__What you have to do__.
All the records that follow need to be reproduced exactly. Omit the images.

__Listed entries__.
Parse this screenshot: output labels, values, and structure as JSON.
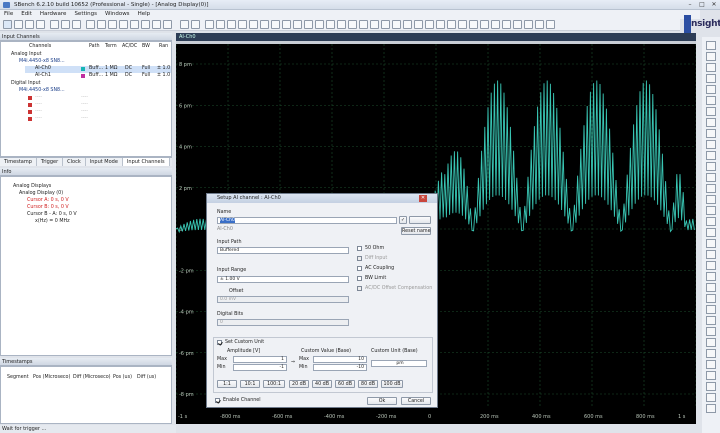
{
  "window": {
    "title": "SBench 6.2.10 build 10652 (Professional - Single) - [Analog Display(0)]",
    "min": "–",
    "max": "□",
    "close": "✕"
  },
  "menu": [
    "File",
    "Edit",
    "Hardware",
    "Settings",
    "Windows",
    "Help"
  ],
  "logo": {
    "text": "nsight"
  },
  "input_channels": {
    "header": "Input Channels",
    "columns": [
      "Channels",
      "Path",
      "Term",
      "AC/DC",
      "BW",
      "Ran"
    ],
    "rows": [
      {
        "name": "Analog Input"
      },
      {
        "name": "M4i.4450-x8 SN8..."
      },
      {
        "name": "AI-Ch0",
        "path": "Buff...",
        "term": "1 MΩ",
        "acdc": "DC",
        "bw": "Full",
        "range": "± 1.0"
      },
      {
        "name": "AI-Ch1",
        "path": "Buff...",
        "term": "1 MΩ",
        "acdc": "DC",
        "bw": "Full",
        "range": "± 1.0"
      },
      {
        "name": "Digital Input"
      },
      {
        "name": "M4i.4450-x8 SN8..."
      },
      {
        "name": "----",
        "dash": "----"
      },
      {
        "name": "----",
        "dash": "----"
      },
      {
        "name": "----",
        "dash": "----"
      },
      {
        "name": "----",
        "dash": "----"
      }
    ],
    "tabs": [
      "Timestamp",
      "Trigger",
      "Clock",
      "Input Mode",
      "Input Channels"
    ]
  },
  "info": {
    "header": "Info",
    "items": [
      "Analog Displays",
      "Analog Display (0)",
      "Cursor A: 0 s, 0 V",
      "Cursor B: 0 s, 0 V",
      "Cursor B - A: 0 s, 0 V",
      "x(Hz) = 0 MHz"
    ]
  },
  "timestamps": {
    "header": "Timestamps",
    "columns": [
      "Segment",
      "Pos (Microseco)",
      "Diff (Microseco)",
      "Pos (us)",
      "Diff (us)"
    ]
  },
  "status": "Wait for trigger ...",
  "plot": {
    "tab": "AI-Ch0",
    "y_ticks": [
      "8 pm",
      "6 pm",
      "4 pm",
      "2 pm",
      "0",
      "-2 pm",
      "-4 pm",
      "-6 pm",
      "-8 pm"
    ],
    "x_ticks": [
      "-1 s",
      "-800 ms",
      "-600 ms",
      "-400 ms",
      "-200 ms",
      "0",
      "200 ms",
      "400 ms",
      "600 ms",
      "800 ms",
      "1 s"
    ],
    "trace_color": "#39c6b4"
  },
  "dialog": {
    "title": "Setup AI channel : AI-Ch0",
    "name_label": "Name",
    "name_value": "AI-Ch0",
    "name_default": "AI-Ch0",
    "reset_name": "Reset name",
    "input_path_label": "Input Path",
    "input_path_value": "Buffered",
    "input_range_label": "Input Range",
    "input_range_value": "± 1.00 V",
    "offset_label": "Offset",
    "offset_value": "0.0 mV",
    "digital_bits_label": "Digital Bits",
    "digital_bits_value": "0",
    "ohm_label": "50 Ohm",
    "diff_label": "Diff Input",
    "ac_label": "AC Coupling",
    "bw_label": "BW Limit",
    "acdc_offset_label": "AC/DC Offset Compensation",
    "custom_unit_label": "Set Custom Unit",
    "amplitude_label": "Amplitude [V]",
    "custom_value_label": "Custom Value (Base)",
    "custom_unit_base_label": "Custom Unit (Base)",
    "max_label": "Max",
    "min_label": "Min",
    "amp_max": "1",
    "amp_min": "-1",
    "cv_max": "10",
    "cv_min": "-10",
    "arrow": "⇒",
    "unit_value": "pm",
    "scale_buttons": [
      "1:1",
      "10:1",
      "100:1",
      "20 dB",
      "40 dB",
      "60 dB",
      "80 dB",
      "100 dB"
    ],
    "enable_label": "Enable Channel",
    "ok": "Ok",
    "cancel": "Cancel"
  }
}
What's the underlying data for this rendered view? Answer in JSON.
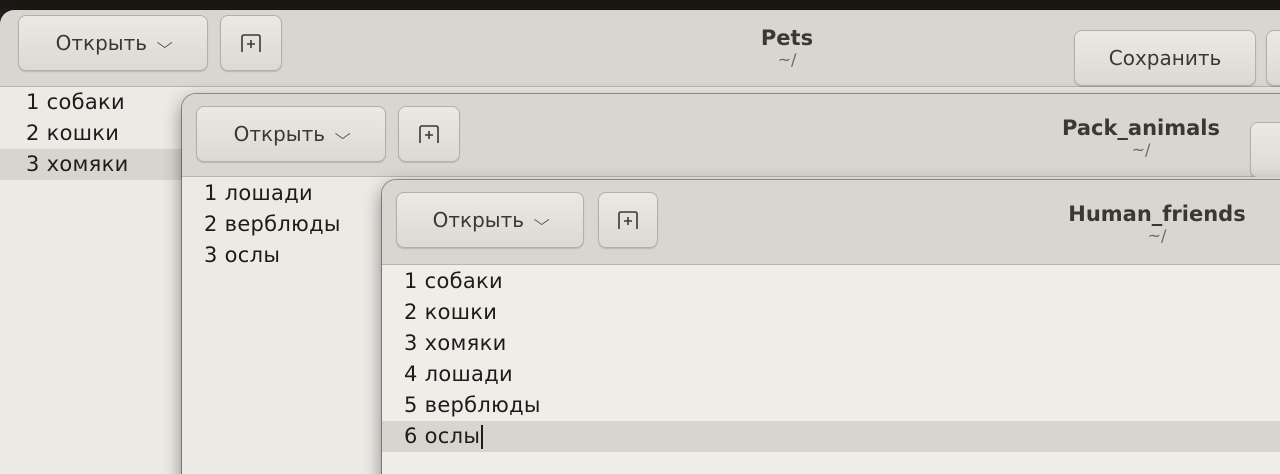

__Response below__.
Parse this screenshot: output labels, values, and structure as JSON.
{
  "window": {
    "title": "SBench 6.2.10 build 10652 (Professional - Single) - [Analog Display(0)]",
    "min": "–",
    "max": "□",
    "close": "✕"
  },
  "menu": [
    "File",
    "Edit",
    "Hardware",
    "Settings",
    "Windows",
    "Help"
  ],
  "logo": {
    "text": "nsight"
  },
  "input_channels": {
    "header": "Input Channels",
    "columns": [
      "Channels",
      "Path",
      "Term",
      "AC/DC",
      "BW",
      "Ran"
    ],
    "rows": [
      {
        "name": "Analog Input"
      },
      {
        "name": "M4i.4450-x8 SN8..."
      },
      {
        "name": "AI-Ch0",
        "path": "Buff...",
        "term": "1 MΩ",
        "acdc": "DC",
        "bw": "Full",
        "range": "± 1.0"
      },
      {
        "name": "AI-Ch1",
        "path": "Buff...",
        "term": "1 MΩ",
        "acdc": "DC",
        "bw": "Full",
        "range": "± 1.0"
      },
      {
        "name": "Digital Input"
      },
      {
        "name": "M4i.4450-x8 SN8..."
      },
      {
        "name": "----",
        "dash": "----"
      },
      {
        "name": "----",
        "dash": "----"
      },
      {
        "name": "----",
        "dash": "----"
      },
      {
        "name": "----",
        "dash": "----"
      }
    ],
    "tabs": [
      "Timestamp",
      "Trigger",
      "Clock",
      "Input Mode",
      "Input Channels"
    ]
  },
  "info": {
    "header": "Info",
    "items": [
      "Analog Displays",
      "Analog Display (0)",
      "Cursor A: 0 s, 0 V",
      "Cursor B: 0 s, 0 V",
      "Cursor B - A: 0 s, 0 V",
      "x(Hz) = 0 MHz"
    ]
  },
  "timestamps": {
    "header": "Timestamps",
    "columns": [
      "Segment",
      "Pos (Microseco)",
      "Diff (Microseco)",
      "Pos (us)",
      "Diff (us)"
    ]
  },
  "status": "Wait for trigger ...",
  "plot": {
    "tab": "AI-Ch0",
    "y_ticks": [
      "8 pm",
      "6 pm",
      "4 pm",
      "2 pm",
      "0",
      "-2 pm",
      "-4 pm",
      "-6 pm",
      "-8 pm"
    ],
    "x_ticks": [
      "-1 s",
      "-800 ms",
      "-600 ms",
      "-400 ms",
      "-200 ms",
      "0",
      "200 ms",
      "400 ms",
      "600 ms",
      "800 ms",
      "1 s"
    ],
    "trace_color": "#39c6b4"
  },
  "dialog": {
    "title": "Setup AI channel : AI-Ch0",
    "name_label": "Name",
    "name_value": "AI-Ch0",
    "name_default": "AI-Ch0",
    "reset_name": "Reset name",
    "input_path_label": "Input Path",
    "input_path_value": "Buffered",
    "input_range_label": "Input Range",
    "input_range_value": "± 1.00 V",
    "offset_label": "Offset",
    "offset_value": "0.0 mV",
    "digital_bits_label": "Digital Bits",
    "digital_bits_value": "0",
    "ohm_label": "50 Ohm",
    "diff_label": "Diff Input",
    "ac_label": "AC Coupling",
    "bw_label": "BW Limit",
    "acdc_offset_label": "AC/DC Offset Compensation",
    "custom_unit_label": "Set Custom Unit",
    "amplitude_label": "Amplitude [V]",
    "custom_value_label": "Custom Value (Base)",
    "custom_unit_base_label": "Custom Unit (Base)",
    "max_label": "Max",
    "min_label": "Min",
    "amp_max": "1",
    "amp_min": "-1",
    "cv_max": "10",
    "cv_min": "-10",
    "arrow": "⇒",
    "unit_value": "pm",
    "scale_buttons": [
      "1:1",
      "10:1",
      "100:1",
      "20 dB",
      "40 dB",
      "60 dB",
      "80 dB",
      "100 dB"
    ],
    "enable_label": "Enable Channel",
    "ok": "Ok",
    "cancel": "Cancel"
  }
}
What's the underlying data for this rendered view? Answer in JSON.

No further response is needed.